→ Stored data entries
§ §

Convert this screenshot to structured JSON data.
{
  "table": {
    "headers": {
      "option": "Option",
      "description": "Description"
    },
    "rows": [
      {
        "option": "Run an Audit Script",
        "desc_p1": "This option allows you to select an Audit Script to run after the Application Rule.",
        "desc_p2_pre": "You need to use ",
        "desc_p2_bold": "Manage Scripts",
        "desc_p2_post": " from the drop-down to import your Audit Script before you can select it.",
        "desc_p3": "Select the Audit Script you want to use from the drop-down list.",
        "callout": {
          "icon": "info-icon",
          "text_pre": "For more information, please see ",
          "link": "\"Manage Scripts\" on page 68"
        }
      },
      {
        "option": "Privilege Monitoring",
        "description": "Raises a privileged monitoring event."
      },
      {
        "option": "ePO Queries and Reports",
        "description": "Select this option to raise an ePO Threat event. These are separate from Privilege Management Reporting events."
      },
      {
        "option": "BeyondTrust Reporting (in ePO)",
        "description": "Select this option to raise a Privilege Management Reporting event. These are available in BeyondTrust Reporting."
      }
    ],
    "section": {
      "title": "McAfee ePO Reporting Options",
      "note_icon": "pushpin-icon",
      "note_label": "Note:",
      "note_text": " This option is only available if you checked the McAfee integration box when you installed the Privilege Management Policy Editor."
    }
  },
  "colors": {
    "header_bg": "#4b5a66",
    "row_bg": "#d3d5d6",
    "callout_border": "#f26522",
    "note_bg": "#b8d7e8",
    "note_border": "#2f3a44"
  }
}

§ §

→ TASK PROMPT
Print out the whole listing exactly as it appears.

→ ANSWER IN FULL
Convert this screenshot to structured JSON data.
{
  "table": {
    "headers": {
      "option": "Option",
      "description": "Description"
    },
    "rows": [
      {
        "option": "Run an Audit Script",
        "desc_p1": "This option allows you to select an Audit Script to run after the Application Rule.",
        "desc_p2_pre": "You need to use ",
        "desc_p2_bold": "Manage Scripts",
        "desc_p2_post": " from the drop-down to import your Audit Script before you can select it.",
        "desc_p3": "Select the Audit Script you want to use from the drop-down list.",
        "callout": {
          "icon": "info-icon",
          "text_pre": "For more information, please see ",
          "link": "\"Manage Scripts\" on page 68"
        }
      },
      {
        "option": "Privilege Monitoring",
        "description": "Raises a privileged monitoring event."
      },
      {
        "option": "ePO Queries and Reports",
        "description": "Select this option to raise an ePO Threat event. These are separate from Privilege Management Reporting events."
      },
      {
        "option": "BeyondTrust Reporting (in ePO)",
        "description": "Select this option to raise a Privilege Management Reporting event. These are available in BeyondTrust Reporting."
      }
    ],
    "section": {
      "title": "McAfee ePO Reporting Options",
      "note_icon": "pushpin-icon",
      "note_label": "Note:",
      "note_text": " This option is only available if you checked the McAfee integration box when you installed the Privilege Management Policy Editor."
    }
  },
  "colors": {
    "header_bg": "#4b5a66",
    "row_bg": "#d3d5d6",
    "callout_border": "#f26522",
    "note_bg": "#b8d7e8",
    "note_border": "#2f3a44"
  }
}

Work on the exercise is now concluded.